(Work to be completed): Write the entries below out again exactly; any picture in them stays out.

Items start

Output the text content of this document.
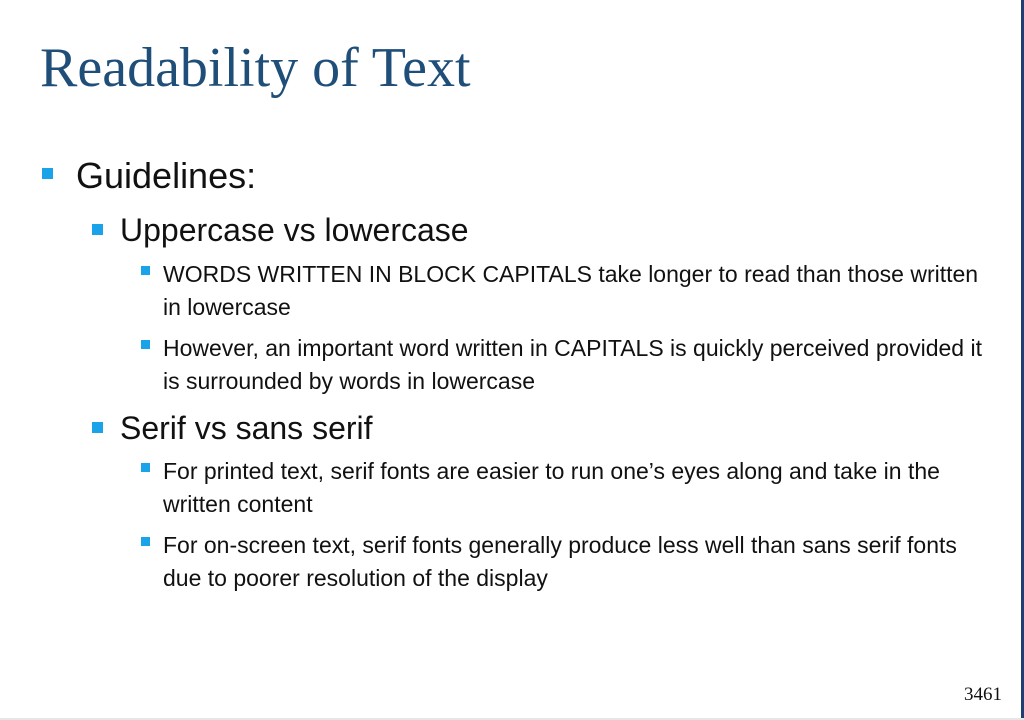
Readability of Text
Guidelines:
Uppercase vs lowercase
WORDS WRITTEN IN BLOCK CAPITALS take longer to read than those written in lowercase
However, an important word written in CAPITALS is quickly perceived provided it is surrounded by words in lowercase
Serif vs sans serif
For printed text, serif fonts are easier to run one’s eyes along and take in the written content
For on-screen text, serif fonts generally produce less well than sans serif fonts due to poorer resolution of the display
3461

Items end

(The answer):
Output the text content of this document.
Readability of Text
Guidelines:
Uppercase vs lowercase
WORDS WRITTEN IN BLOCK CAPITALS take longer to read than those written in lowercase
However, an important word written in CAPITALS is quickly perceived provided it is surrounded by words in lowercase
Serif vs sans serif
For printed text, serif fonts are easier to run one’s eyes along and take in the written content
For on-screen text, serif fonts generally produce less well than sans serif fonts due to poorer resolution of the display
3461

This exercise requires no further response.